Extracts from a graphics dataset:

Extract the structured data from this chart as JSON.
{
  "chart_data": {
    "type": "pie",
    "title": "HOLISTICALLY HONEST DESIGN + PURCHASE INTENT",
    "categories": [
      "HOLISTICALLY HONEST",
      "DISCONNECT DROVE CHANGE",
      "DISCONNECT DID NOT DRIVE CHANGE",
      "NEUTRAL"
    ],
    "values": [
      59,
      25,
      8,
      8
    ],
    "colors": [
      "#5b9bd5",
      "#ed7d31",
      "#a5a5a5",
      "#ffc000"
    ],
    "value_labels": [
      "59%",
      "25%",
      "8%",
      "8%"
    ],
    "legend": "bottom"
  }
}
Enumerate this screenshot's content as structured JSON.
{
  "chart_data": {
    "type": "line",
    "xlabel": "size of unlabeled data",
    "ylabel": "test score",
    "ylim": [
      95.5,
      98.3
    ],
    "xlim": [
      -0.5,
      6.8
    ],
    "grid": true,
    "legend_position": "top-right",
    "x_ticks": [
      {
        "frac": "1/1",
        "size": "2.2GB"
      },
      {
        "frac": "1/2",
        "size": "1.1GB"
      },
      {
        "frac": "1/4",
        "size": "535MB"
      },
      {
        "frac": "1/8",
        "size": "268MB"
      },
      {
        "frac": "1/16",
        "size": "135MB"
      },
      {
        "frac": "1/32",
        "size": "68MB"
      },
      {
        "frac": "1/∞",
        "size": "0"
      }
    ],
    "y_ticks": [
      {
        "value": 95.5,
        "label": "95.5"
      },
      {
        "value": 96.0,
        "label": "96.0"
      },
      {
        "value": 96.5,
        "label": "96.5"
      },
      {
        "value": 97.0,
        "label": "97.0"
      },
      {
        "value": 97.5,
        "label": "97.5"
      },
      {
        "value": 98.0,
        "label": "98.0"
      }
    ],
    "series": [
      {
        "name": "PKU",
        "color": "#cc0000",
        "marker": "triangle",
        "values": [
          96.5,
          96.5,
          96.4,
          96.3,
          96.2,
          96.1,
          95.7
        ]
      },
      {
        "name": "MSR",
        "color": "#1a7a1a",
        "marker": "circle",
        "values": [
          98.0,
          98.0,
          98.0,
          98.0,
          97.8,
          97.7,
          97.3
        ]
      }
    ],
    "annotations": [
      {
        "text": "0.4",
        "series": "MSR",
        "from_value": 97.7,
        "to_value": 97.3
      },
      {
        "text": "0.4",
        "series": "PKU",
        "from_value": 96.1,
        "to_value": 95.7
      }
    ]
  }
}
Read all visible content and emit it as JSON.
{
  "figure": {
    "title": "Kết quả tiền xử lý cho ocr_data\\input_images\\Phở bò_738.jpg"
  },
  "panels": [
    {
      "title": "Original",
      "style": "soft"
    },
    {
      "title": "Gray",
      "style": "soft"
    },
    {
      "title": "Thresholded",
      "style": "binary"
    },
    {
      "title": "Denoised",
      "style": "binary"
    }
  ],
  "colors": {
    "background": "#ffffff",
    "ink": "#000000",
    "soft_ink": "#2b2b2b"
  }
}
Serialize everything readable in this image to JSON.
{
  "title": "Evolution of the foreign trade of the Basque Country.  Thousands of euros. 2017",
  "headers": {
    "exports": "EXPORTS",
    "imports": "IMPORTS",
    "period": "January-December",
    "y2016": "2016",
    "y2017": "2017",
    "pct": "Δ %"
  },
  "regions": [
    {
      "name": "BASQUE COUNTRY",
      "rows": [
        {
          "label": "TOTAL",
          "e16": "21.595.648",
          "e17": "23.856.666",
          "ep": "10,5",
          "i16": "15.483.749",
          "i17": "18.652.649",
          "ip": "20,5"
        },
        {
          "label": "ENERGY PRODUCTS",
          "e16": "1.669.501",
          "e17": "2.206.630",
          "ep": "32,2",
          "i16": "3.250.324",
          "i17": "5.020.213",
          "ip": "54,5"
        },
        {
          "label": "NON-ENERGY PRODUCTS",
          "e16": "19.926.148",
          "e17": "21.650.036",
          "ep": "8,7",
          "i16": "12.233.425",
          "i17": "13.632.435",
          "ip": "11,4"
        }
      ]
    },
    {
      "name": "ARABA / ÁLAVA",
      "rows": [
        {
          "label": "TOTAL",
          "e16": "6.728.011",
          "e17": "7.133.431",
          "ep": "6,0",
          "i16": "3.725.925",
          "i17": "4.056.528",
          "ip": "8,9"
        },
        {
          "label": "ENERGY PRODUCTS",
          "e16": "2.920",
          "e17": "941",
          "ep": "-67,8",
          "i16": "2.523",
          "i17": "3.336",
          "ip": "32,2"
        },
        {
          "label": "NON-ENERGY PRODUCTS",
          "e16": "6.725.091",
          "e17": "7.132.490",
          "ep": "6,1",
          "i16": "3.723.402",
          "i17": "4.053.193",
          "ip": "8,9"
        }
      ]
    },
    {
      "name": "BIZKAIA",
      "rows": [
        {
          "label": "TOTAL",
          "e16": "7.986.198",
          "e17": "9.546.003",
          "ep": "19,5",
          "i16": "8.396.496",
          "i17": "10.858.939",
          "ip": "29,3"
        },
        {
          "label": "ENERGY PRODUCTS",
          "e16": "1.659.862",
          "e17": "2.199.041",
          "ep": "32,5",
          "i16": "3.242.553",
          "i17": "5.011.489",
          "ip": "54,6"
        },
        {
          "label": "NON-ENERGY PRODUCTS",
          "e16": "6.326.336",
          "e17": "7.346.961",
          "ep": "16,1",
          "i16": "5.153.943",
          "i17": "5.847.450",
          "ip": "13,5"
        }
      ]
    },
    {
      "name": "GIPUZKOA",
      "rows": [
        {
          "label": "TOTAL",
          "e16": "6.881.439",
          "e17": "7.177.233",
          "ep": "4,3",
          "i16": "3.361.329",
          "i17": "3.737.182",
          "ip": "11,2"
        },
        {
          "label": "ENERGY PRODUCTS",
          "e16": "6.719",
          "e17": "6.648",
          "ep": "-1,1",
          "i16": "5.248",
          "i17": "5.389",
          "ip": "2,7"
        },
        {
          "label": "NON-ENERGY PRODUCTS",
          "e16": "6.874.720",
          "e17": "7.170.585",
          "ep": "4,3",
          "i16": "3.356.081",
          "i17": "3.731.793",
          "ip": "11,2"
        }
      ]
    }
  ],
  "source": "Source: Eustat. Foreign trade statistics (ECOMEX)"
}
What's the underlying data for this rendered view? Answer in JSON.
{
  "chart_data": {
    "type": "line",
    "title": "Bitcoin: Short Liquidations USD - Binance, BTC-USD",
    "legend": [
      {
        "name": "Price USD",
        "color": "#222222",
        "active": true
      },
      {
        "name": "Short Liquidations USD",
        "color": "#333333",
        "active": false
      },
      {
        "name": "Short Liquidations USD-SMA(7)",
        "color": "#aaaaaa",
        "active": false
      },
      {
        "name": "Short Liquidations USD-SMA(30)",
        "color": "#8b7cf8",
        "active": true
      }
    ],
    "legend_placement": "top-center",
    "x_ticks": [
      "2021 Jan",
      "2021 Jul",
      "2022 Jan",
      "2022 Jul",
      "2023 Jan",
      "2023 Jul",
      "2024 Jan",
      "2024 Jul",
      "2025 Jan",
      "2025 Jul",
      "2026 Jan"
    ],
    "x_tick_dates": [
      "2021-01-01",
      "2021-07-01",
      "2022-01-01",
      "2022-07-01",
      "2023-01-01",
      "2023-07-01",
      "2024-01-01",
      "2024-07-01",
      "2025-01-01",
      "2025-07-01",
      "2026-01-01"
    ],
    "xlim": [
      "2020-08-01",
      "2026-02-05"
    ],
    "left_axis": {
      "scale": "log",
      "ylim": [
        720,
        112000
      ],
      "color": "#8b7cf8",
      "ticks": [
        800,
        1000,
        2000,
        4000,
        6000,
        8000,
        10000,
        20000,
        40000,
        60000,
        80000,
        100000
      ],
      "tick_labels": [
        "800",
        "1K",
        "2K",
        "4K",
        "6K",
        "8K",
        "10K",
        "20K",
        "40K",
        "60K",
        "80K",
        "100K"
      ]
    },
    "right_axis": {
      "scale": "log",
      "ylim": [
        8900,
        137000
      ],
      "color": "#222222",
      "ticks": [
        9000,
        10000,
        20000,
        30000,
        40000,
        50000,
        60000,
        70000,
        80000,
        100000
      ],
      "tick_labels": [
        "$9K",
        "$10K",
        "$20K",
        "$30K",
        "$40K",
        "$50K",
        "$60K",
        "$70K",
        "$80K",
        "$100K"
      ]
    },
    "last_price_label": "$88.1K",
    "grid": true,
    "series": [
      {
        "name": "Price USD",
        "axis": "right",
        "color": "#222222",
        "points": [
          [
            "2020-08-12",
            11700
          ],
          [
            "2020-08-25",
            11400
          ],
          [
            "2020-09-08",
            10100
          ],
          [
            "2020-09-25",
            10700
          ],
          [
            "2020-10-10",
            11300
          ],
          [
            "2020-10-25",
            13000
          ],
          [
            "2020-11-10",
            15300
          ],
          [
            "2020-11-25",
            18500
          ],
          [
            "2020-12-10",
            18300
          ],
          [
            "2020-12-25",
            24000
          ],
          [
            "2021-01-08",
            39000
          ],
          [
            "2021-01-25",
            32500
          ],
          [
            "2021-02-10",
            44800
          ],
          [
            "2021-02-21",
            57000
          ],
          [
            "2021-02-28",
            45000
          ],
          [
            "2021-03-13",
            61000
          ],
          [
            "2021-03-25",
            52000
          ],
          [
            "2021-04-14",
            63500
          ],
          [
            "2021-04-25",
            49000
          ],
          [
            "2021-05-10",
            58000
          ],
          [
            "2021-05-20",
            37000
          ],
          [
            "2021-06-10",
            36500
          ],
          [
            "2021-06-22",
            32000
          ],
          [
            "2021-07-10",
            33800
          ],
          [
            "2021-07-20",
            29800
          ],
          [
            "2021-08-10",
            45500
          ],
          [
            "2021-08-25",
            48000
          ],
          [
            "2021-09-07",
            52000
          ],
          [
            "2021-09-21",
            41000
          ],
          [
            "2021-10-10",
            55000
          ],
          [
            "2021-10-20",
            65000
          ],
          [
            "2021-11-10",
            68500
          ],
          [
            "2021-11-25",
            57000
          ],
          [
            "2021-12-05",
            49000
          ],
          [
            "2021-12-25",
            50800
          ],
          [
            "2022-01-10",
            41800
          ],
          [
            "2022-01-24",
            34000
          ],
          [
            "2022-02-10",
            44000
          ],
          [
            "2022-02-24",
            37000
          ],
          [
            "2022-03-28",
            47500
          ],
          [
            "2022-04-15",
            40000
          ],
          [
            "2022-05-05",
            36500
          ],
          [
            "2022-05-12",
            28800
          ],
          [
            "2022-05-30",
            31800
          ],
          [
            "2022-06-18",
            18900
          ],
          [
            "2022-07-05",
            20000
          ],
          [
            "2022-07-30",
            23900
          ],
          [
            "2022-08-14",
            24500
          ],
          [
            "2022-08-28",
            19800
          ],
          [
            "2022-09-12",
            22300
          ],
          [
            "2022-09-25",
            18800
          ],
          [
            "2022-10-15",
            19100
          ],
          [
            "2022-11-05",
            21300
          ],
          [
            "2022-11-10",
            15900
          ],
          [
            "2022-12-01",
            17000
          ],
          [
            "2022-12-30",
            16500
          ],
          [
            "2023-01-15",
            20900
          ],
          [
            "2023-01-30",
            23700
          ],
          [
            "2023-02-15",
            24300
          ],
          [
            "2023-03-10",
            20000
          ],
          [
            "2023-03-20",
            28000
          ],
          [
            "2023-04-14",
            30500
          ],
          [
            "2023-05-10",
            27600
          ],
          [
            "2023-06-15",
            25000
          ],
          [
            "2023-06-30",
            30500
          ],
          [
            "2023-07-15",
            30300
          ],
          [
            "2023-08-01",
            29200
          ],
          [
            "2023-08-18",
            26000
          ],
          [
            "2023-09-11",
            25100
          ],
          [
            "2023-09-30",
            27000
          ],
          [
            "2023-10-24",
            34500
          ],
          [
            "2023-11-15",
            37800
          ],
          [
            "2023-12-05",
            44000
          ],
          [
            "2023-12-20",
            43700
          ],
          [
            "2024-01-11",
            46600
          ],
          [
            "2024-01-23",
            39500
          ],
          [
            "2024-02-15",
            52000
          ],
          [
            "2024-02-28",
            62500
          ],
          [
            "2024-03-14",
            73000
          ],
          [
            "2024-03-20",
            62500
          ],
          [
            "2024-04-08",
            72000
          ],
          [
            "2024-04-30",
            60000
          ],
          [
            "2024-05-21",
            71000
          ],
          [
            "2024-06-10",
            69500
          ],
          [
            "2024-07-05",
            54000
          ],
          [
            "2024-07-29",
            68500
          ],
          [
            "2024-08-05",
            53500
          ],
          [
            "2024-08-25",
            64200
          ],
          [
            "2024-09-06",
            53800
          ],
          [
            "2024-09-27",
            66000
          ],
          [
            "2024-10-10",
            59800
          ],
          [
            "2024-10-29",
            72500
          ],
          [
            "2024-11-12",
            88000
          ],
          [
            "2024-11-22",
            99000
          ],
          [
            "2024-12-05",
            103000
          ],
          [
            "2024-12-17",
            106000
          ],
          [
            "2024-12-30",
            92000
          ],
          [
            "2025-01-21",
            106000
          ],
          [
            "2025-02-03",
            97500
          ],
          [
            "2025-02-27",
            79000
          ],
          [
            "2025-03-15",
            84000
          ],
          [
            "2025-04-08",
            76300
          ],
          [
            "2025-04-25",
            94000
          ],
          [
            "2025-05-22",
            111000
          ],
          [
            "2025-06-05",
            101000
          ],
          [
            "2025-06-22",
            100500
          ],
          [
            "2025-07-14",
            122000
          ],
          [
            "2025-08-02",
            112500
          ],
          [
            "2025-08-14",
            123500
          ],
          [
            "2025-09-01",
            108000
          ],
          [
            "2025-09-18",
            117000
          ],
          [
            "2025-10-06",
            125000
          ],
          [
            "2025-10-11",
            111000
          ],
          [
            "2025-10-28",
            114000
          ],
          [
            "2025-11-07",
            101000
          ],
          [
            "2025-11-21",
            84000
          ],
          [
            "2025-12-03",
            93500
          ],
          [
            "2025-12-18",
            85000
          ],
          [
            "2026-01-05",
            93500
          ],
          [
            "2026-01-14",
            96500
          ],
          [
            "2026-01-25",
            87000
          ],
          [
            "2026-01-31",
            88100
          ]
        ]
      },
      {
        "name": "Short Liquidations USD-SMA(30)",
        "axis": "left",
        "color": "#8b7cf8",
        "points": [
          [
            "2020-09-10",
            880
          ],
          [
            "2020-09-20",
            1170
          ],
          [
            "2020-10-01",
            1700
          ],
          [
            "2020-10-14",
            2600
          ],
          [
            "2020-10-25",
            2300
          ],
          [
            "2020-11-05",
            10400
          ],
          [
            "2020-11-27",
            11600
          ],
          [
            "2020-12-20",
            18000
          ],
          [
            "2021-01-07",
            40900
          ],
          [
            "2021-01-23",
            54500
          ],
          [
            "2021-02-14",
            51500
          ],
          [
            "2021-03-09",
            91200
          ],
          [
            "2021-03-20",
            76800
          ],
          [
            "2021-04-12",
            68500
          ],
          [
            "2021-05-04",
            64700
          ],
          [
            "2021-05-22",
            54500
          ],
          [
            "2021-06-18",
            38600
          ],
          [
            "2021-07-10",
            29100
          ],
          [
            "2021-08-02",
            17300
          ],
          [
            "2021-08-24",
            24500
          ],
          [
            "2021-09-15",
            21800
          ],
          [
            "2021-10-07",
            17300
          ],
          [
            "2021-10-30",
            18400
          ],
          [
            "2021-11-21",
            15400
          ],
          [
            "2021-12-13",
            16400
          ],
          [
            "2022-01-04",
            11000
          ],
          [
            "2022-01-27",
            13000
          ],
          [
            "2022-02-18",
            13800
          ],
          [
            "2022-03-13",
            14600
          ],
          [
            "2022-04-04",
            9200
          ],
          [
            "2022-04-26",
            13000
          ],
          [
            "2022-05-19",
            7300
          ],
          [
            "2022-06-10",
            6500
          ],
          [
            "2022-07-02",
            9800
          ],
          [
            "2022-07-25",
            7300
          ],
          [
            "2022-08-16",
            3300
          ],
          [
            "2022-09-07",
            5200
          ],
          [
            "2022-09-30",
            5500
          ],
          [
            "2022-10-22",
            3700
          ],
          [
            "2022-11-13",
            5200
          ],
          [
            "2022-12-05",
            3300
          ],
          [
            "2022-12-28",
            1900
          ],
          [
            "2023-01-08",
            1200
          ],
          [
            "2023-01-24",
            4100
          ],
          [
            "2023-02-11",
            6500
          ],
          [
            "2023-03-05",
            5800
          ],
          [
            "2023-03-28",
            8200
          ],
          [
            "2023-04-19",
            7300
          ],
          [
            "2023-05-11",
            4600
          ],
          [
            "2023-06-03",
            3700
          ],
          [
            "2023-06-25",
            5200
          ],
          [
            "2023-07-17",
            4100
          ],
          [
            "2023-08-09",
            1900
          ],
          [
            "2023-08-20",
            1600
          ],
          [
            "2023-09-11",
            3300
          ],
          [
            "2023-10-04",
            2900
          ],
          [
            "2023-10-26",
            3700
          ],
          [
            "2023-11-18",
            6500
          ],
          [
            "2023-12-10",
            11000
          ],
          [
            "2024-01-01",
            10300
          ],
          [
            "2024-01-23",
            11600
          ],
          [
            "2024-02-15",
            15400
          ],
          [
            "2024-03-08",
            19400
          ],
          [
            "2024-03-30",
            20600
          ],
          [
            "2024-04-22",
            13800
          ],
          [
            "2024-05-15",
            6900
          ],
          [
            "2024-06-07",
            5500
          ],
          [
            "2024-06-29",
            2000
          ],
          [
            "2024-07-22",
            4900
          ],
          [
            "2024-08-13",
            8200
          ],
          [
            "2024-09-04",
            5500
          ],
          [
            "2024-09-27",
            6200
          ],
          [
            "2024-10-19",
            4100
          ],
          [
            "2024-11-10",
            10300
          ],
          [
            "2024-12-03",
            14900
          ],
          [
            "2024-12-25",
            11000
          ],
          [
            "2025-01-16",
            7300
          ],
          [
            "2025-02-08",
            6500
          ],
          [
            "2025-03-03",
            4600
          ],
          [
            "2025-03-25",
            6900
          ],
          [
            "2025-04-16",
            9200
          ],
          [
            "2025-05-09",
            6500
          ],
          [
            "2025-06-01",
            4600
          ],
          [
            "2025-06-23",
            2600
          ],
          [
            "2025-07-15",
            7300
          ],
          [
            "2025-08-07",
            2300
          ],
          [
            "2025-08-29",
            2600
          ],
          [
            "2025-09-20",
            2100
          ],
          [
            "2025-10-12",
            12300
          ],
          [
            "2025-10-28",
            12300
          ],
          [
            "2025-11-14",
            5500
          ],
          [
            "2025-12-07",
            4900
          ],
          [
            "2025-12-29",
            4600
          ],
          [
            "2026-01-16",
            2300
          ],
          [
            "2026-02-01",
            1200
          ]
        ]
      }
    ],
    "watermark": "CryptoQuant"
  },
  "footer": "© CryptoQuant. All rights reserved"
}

*Job*: Find the string "trade" in the records, then copy each line where it occurs.

*Solution for this problem*:
  "title": "Evolution of the foreign trade of the Basque Country.  Thousands of euros. 2017",
  "source": "Source: Eustat. Foreign trade statistics (ECOMEX)"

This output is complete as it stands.